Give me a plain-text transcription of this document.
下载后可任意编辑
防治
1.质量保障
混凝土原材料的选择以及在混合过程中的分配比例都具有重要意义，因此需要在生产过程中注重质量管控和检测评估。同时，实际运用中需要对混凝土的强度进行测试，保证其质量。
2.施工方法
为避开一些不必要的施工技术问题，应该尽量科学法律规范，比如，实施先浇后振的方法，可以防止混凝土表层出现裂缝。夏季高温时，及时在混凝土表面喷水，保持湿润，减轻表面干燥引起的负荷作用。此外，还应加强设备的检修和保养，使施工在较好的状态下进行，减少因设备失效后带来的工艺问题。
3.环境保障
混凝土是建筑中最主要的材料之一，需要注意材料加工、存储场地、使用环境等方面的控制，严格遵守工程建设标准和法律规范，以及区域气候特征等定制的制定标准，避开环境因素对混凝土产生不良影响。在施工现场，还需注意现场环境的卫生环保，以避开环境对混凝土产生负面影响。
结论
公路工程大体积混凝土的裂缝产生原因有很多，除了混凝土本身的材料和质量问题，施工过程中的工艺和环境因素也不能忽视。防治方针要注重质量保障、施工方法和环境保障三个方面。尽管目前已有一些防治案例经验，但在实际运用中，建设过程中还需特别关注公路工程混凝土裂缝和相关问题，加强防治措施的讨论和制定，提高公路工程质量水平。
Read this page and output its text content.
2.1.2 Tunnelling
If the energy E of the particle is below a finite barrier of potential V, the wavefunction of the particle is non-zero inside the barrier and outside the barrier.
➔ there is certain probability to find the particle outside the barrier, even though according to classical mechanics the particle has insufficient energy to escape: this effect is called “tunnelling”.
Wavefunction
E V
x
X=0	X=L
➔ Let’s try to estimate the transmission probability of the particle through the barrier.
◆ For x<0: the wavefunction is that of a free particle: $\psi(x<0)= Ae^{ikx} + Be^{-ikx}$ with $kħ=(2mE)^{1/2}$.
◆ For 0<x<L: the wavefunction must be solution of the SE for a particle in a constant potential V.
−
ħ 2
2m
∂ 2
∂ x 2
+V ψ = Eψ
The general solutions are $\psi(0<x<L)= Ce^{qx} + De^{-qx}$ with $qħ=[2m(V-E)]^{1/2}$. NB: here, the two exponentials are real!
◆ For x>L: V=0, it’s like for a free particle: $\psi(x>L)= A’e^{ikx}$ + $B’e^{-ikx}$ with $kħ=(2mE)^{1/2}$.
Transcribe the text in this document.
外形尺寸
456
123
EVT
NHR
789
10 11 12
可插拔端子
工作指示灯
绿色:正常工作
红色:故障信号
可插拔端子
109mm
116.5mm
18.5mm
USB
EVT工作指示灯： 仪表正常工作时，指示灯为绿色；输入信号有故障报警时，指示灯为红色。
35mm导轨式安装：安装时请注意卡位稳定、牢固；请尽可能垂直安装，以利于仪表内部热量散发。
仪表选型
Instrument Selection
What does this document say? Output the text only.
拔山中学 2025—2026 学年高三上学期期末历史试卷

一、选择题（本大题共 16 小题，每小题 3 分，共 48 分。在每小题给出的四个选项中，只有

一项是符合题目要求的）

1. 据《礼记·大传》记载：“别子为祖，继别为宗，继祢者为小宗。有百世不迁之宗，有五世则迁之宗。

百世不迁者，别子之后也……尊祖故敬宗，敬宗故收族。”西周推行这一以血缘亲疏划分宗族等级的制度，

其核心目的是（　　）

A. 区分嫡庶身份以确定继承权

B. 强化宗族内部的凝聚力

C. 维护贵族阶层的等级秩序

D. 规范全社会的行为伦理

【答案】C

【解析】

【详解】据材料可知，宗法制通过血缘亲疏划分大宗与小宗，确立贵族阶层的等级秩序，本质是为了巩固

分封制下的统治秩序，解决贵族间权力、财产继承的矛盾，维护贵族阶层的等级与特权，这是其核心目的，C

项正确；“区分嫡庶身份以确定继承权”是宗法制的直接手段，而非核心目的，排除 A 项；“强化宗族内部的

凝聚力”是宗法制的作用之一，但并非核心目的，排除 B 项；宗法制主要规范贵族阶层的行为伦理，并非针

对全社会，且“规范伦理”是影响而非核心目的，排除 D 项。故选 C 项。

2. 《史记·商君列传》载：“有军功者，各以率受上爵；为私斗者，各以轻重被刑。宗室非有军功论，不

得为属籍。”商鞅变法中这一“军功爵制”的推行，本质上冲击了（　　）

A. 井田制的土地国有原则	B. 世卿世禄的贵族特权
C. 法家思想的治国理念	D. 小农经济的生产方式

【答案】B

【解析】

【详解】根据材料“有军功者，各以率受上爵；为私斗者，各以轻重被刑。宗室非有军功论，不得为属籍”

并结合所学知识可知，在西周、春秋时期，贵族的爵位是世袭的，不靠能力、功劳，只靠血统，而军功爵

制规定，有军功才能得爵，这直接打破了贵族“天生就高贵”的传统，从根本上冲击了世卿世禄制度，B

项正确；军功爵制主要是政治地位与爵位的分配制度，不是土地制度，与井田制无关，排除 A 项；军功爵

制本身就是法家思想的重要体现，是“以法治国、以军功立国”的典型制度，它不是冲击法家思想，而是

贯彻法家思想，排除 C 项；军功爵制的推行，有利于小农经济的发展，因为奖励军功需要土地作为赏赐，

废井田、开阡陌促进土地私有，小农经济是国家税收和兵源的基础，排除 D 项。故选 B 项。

▸ **TASK GOAL**
Write out all of the records above exactly as they appear.

▸ **EXERCISE RESPONSE**
Give me a plain-text transcription of this document.
下载后可任意编辑
防治
1.质量保障
混凝土原材料的选择以及在混合过程中的分配比例都具有重要意义，因此需要在生产过程中注重质量管控和检测评估。同时，实际运用中需要对混凝土的强度进行测试，保证其质量。
2.施工方法
为避开一些不必要的施工技术问题，应该尽量科学法律规范，比如，实施先浇后振的方法，可以防止混凝土表层出现裂缝。夏季高温时，及时在混凝土表面喷水，保持湿润，减轻表面干燥引起的负荷作用。此外，还应加强设备的检修和保养，使施工在较好的状态下进行，减少因设备失效后带来的工艺问题。
3.环境保障
混凝土是建筑中最主要的材料之一，需要注意材料加工、存储场地、使用环境等方面的控制，严格遵守工程建设标准和法律规范，以及区域气候特征等定制的制定标准，避开环境因素对混凝土产生不良影响。在施工现场，还需注意现场环境的卫生环保，以避开环境对混凝土产生负面影响。
结论
公路工程大体积混凝土的裂缝产生原因有很多，除了混凝土本身的材料和质量问题，施工过程中的工艺和环境因素也不能忽视。防治方针要注重质量保障、施工方法和环境保障三个方面。尽管目前已有一些防治案例经验，但在实际运用中，建设过程中还需特别关注公路工程混凝土裂缝和相关问题，加强防治措施的讨论和制定，提高公路工程质量水平。
Read this page and output its text content.
2.1.2 Tunnelling
If the energy E of the particle is below a finite barrier of potential V, the wavefunction of the particle is non-zero inside the barrier and outside the barrier.
➔ there is certain probability to find the particle outside the barrier, even though according to classical mechanics the particle has insufficient energy to escape: this effect is called “tunnelling”.
Wavefunction
E V
x
X=0	X=L
➔ Let’s try to estimate the transmission probability of the particle through the barrier.
◆ For x<0: the wavefunction is that of a free particle: $\psi(x<0)= Ae^{ikx} + Be^{-ikx}$ with $kħ=(2mE)^{1/2}$.
◆ For 0<x<L: the wavefunction must be solution of the SE for a particle in a constant potential V.
−
ħ 2
2m
∂ 2
∂ x 2
+V ψ = Eψ
The general solutions are $\psi(0<x<L)= Ce^{qx} + De^{-qx}$ with $qħ=[2m(V-E)]^{1/2}$. NB: here, the two exponentials are real!
◆ For x>L: V=0, it’s like for a free particle: $\psi(x>L)= A’e^{ikx}$ + $B’e^{-ikx}$ with $kħ=(2mE)^{1/2}$.
Transcribe the text in this document.
外形尺寸
456
123
EVT
NHR
789
10 11 12
可插拔端子
工作指示灯
绿色:正常工作
红色:故障信号
可插拔端子
109mm
116.5mm
18.5mm
USB
EVT工作指示灯： 仪表正常工作时，指示灯为绿色；输入信号有故障报警时，指示灯为红色。
35mm导轨式安装：安装时请注意卡位稳定、牢固；请尽可能垂直安装，以利于仪表内部热量散发。
仪表选型
Instrument Selection
What does this document say? Output the text only.
拔山中学 2025—2026 学年高三上学期期末历史试卷

一、选择题（本大题共 16 小题，每小题 3 分，共 48 分。在每小题给出的四个选项中，只有

一项是符合题目要求的）

1. 据《礼记·大传》记载：“别子为祖，继别为宗，继祢者为小宗。有百世不迁之宗，有五世则迁之宗。

百世不迁者，别子之后也……尊祖故敬宗，敬宗故收族。”西周推行这一以血缘亲疏划分宗族等级的制度，

其核心目的是（　　）

A. 区分嫡庶身份以确定继承权

B. 强化宗族内部的凝聚力

C. 维护贵族阶层的等级秩序

D. 规范全社会的行为伦理

【答案】C

【解析】

【详解】据材料可知，宗法制通过血缘亲疏划分大宗与小宗，确立贵族阶层的等级秩序，本质是为了巩固

分封制下的统治秩序，解决贵族间权力、财产继承的矛盾，维护贵族阶层的等级与特权，这是其核心目的，C

项正确；“区分嫡庶身份以确定继承权”是宗法制的直接手段，而非核心目的，排除 A 项；“强化宗族内部的

凝聚力”是宗法制的作用之一，但并非核心目的，排除 B 项；宗法制主要规范贵族阶层的行为伦理，并非针

对全社会，且“规范伦理”是影响而非核心目的，排除 D 项。故选 C 项。

2. 《史记·商君列传》载：“有军功者，各以率受上爵；为私斗者，各以轻重被刑。宗室非有军功论，不

得为属籍。”商鞅变法中这一“军功爵制”的推行，本质上冲击了（　　）

A. 井田制的土地国有原则	B. 世卿世禄的贵族特权
C. 法家思想的治国理念	D. 小农经济的生产方式

【答案】B

【解析】

【详解】根据材料“有军功者，各以率受上爵；为私斗者，各以轻重被刑。宗室非有军功论，不得为属籍”

并结合所学知识可知，在西周、春秋时期，贵族的爵位是世袭的，不靠能力、功劳，只靠血统，而军功爵

制规定，有军功才能得爵，这直接打破了贵族“天生就高贵”的传统，从根本上冲击了世卿世禄制度，B

项正确；军功爵制主要是政治地位与爵位的分配制度，不是土地制度，与井田制无关，排除 A 项；军功爵

制本身就是法家思想的重要体现，是“以法治国、以军功立国”的典型制度，它不是冲击法家思想，而是

贯彻法家思想，排除 C 项；军功爵制的推行，有利于小农经济的发展，因为奖励军功需要土地作为赏赐，

废井田、开阡陌促进土地私有，小农经济是国家税收和兵源的基础，排除 D 项。故选 B 项。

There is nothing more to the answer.